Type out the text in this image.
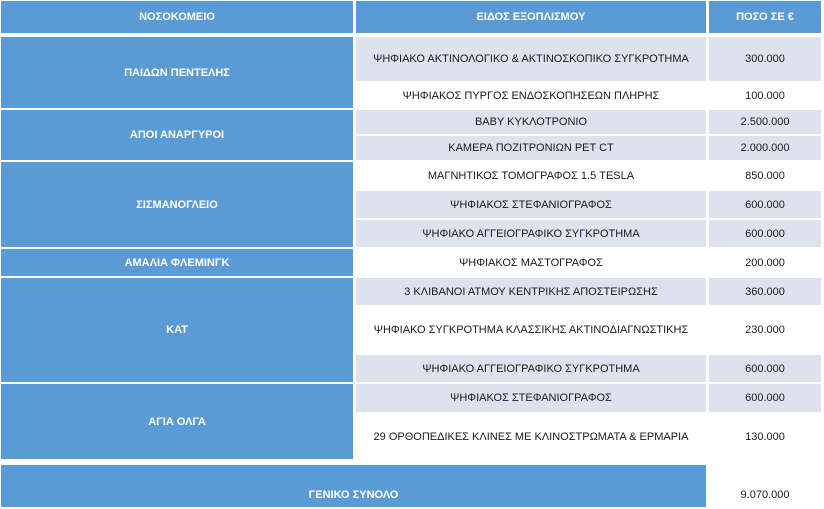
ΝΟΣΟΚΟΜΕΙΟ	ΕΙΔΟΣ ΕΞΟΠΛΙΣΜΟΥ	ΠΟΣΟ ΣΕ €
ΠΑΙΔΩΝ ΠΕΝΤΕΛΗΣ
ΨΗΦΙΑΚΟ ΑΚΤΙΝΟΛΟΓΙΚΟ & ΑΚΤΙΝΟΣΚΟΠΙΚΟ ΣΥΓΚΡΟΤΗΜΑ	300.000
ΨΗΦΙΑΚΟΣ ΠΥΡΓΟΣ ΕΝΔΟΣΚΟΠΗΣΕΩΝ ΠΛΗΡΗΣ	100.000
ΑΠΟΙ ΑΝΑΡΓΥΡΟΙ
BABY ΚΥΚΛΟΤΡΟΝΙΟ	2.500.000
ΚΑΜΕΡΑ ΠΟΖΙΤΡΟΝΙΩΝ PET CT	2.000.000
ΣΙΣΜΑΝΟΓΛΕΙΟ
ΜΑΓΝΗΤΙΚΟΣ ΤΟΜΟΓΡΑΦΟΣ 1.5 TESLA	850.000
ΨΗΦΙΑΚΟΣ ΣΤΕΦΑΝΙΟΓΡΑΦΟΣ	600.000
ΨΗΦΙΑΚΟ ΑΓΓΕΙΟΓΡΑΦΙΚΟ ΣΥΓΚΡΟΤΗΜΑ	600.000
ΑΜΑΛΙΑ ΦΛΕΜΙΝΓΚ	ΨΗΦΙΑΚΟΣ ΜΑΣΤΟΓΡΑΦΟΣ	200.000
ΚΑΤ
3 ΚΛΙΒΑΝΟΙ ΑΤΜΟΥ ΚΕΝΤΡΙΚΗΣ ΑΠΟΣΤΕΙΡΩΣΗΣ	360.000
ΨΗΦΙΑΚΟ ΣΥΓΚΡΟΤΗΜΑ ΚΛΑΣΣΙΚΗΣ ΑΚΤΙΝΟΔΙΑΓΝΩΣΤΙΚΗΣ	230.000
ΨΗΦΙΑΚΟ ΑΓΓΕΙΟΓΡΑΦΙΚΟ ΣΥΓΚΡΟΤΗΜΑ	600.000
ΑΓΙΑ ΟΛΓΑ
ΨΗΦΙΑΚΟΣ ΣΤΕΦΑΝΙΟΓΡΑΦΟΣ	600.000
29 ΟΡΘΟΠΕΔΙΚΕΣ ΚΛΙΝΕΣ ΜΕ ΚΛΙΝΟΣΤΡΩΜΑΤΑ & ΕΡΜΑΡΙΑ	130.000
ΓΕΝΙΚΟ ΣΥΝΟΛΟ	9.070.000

Problem details:
Show the lines of the records that include the string "ΨΗΦΙΑΚΟΣ".

The solution:
ΨΗΦΙΑΚΟΣ ΠΥΡΓΟΣ ΕΝΔΟΣΚΟΠΗΣΕΩΝ ΠΛΗΡΗΣ	100.000
ΨΗΦΙΑΚΟΣ ΣΤΕΦΑΝΙΟΓΡΑΦΟΣ	600.000
ΑΜΑΛΙΑ ΦΛΕΜΙΝΓΚ	ΨΗΦΙΑΚΟΣ ΜΑΣΤΟΓΡΑΦΟΣ	200.000
ΨΗΦΙΑΚΟΣ ΣΤΕΦΑΝΙΟΓΡΑΦΟΣ	600.000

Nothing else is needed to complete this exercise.